## Exercice 1
D'après le texte sur Les Charlots, combien d'entrées le film «La Grande Java» a-t-il totalisées ?
## Exercice 2
Dressez la liste de toutes les personnes nommées dans le texte sur Les Charlots.
## Exercice 3
Reproduisez fidèlement le passage du texte sur Les Charlots qui commence par les mots contenant "Les Charlots font" et se termine par "du tremplin rock.".

## Texte à analyser
En 1969 la ronde des singles reprend : «Il était une fois dans le sud», «Sois érotique» un morceau qui parodie «69, année érotique» de Serge Gainsbourg avec un Rinaldi qui imite si bien le chanteur à la gitane que ce dernier en l’entendant un matin à la radio dira : «J’ai cru que c’était moi !». Bruno Coquatrix leur ouvre les portes de l’Olympia et un live en sortira juste derrière. Ils continueront cependant à sortir des disques de reprises, et la même année Les Charlots feront un disque des chansons de Boris Vian, un vinyle difficile à trouver à l’heure actuelle.




Les Charlots font leurs Cinéma






En 1970, ils rencontrent le producteur Michel Ardan (Les Grandes Gueules, Franz…) qui leur demande si ils veulent faire du cinéma, ils répondront par un «Oui» hésitant et repartiront avec le scénario de «La Grande Java» sous le bras. Réalisé par Philippe Clair, Francis Blanche leur donnera la réplique et le cadreur sera un certain Claude Zidi. Le film sera un gros succès public avec 3.385.000 entrées. Pourquoi s’arrêter en si bon chemin ? Un deuxième film ou Claude Zidi passera réalisateur. Avec «Les bidasses en folie» Les Charlots seront à l’apogée de leur popularité avec  presque 7.500.000 entrés sur le territoire et 5 millions à l’étranger. Un film ou apparaissait les groupes Martin Circus et Triangle au cours de la scène du tremplin rock.

## Matériel présenté
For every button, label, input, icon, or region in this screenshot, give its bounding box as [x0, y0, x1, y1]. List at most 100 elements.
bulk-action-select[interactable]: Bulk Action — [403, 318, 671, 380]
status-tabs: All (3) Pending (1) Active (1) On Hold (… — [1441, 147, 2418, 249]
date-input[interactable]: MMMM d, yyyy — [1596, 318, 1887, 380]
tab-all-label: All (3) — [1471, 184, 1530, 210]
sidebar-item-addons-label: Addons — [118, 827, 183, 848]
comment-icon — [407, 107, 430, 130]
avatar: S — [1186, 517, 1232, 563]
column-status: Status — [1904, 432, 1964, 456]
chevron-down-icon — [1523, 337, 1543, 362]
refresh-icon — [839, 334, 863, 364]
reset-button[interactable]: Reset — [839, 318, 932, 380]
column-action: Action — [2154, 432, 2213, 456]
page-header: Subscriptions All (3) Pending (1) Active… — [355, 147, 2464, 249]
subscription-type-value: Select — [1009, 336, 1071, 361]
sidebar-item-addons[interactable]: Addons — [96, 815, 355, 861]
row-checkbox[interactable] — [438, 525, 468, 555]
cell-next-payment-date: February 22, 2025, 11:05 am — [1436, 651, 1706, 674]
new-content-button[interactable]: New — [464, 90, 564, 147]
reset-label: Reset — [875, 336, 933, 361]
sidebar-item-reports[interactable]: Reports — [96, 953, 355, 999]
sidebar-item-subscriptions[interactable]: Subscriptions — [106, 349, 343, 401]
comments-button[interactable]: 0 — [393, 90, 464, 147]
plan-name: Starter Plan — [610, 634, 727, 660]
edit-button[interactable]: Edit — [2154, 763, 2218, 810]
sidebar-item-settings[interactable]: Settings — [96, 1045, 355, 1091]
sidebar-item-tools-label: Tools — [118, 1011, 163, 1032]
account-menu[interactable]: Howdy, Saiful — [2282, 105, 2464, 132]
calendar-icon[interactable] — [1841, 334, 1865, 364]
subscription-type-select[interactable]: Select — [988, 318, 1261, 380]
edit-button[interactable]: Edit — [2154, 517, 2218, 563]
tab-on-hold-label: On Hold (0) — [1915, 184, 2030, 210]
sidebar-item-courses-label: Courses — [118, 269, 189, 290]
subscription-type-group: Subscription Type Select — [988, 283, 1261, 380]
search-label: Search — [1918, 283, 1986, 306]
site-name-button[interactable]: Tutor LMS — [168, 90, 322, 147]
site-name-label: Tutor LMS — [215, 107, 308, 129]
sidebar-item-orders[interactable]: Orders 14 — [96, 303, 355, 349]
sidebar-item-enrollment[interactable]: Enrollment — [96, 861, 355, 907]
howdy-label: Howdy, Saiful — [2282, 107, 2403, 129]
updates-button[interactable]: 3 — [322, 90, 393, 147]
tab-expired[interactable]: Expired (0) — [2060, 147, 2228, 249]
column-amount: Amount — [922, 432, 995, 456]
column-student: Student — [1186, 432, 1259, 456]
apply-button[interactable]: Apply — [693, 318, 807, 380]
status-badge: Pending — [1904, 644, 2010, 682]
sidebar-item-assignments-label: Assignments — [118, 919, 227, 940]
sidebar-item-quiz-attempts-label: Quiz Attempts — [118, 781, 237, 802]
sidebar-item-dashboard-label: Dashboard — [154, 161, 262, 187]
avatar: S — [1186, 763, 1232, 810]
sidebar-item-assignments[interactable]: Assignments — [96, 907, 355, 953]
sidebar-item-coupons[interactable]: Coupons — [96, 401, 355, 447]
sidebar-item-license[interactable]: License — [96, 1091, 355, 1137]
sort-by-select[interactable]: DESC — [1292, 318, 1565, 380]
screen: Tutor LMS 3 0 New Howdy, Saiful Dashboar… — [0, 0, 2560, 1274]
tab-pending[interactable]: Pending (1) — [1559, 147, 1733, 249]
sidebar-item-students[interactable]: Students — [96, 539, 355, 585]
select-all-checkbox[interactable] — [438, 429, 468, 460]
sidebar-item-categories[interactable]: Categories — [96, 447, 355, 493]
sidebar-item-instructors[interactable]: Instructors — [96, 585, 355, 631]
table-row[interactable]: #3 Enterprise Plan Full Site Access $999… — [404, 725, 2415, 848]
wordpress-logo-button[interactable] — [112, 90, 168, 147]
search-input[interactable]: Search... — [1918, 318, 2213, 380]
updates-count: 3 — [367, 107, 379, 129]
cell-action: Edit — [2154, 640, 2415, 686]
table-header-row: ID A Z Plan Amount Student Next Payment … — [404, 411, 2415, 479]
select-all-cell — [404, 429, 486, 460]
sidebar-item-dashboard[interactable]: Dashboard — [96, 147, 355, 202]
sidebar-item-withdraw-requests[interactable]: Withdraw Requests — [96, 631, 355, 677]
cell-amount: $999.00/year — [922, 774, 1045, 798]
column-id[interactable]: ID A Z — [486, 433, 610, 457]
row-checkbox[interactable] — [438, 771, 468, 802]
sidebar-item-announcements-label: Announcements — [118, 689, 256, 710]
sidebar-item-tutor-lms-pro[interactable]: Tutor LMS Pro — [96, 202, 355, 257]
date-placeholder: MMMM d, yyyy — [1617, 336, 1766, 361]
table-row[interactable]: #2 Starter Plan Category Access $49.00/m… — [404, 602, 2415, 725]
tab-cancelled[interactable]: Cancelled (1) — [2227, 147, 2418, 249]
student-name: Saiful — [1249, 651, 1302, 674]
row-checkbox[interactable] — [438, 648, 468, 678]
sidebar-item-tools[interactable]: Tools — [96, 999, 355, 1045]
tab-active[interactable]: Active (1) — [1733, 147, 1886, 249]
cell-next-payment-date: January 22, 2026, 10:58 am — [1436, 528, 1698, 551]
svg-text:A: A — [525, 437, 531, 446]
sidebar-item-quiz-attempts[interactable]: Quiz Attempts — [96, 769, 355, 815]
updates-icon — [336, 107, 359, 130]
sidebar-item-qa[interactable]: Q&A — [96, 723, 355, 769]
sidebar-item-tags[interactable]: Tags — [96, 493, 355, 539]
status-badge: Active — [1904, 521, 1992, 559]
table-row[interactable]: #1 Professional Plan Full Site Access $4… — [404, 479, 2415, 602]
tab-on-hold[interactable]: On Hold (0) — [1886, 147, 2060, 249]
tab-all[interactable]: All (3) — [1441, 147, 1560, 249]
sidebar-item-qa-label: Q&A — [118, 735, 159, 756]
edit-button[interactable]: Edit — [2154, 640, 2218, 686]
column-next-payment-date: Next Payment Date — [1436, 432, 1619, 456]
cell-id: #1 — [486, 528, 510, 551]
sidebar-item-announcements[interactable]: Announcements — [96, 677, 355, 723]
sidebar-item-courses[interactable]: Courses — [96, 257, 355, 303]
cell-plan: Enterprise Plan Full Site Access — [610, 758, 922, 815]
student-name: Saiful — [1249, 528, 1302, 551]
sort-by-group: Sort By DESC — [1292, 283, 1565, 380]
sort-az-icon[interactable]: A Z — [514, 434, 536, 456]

## Réponse finale 1
3.385.000 entrées.

## Réponse finale 2
Serge Gainsbourg, Rinaldi, Bruno Coquatrix, Boris Vian, Michel Ardan, Philippe Clair, Francis Blanche, Claude Zidi

## Réponse finale 3
Les Charlots font leurs Cinéma






En 1970, ils rencontrent le producteur Michel Ardan (Les Grandes Gueules, Franz…) qui leur demande si ils veulent faire du cinéma, ils répondront par un «Oui» hésitant et repartiront avec le scénario de «La Grande Java» sous le bras. Réalisé par Philippe Clair, Francis Blanche leur donnera la réplique et le cadreur sera un certain Claude Zidi. Le film sera un gros succès public avec 3.385.000 entrées. Pourquoi s’arrêter en si bon chemin ? Un deuxième film ou Claude Zidi passera réalisateur. Avec «Les bidasses en folie» Les Charlots seront à l’apogée de leur popularité avec  presque 7.500.000 entrés sur le territoire et 5 millions à l’étranger. Un film ou apparaissait les groupes Martin Circus et Triangle au cours de la scène du tremplin rock.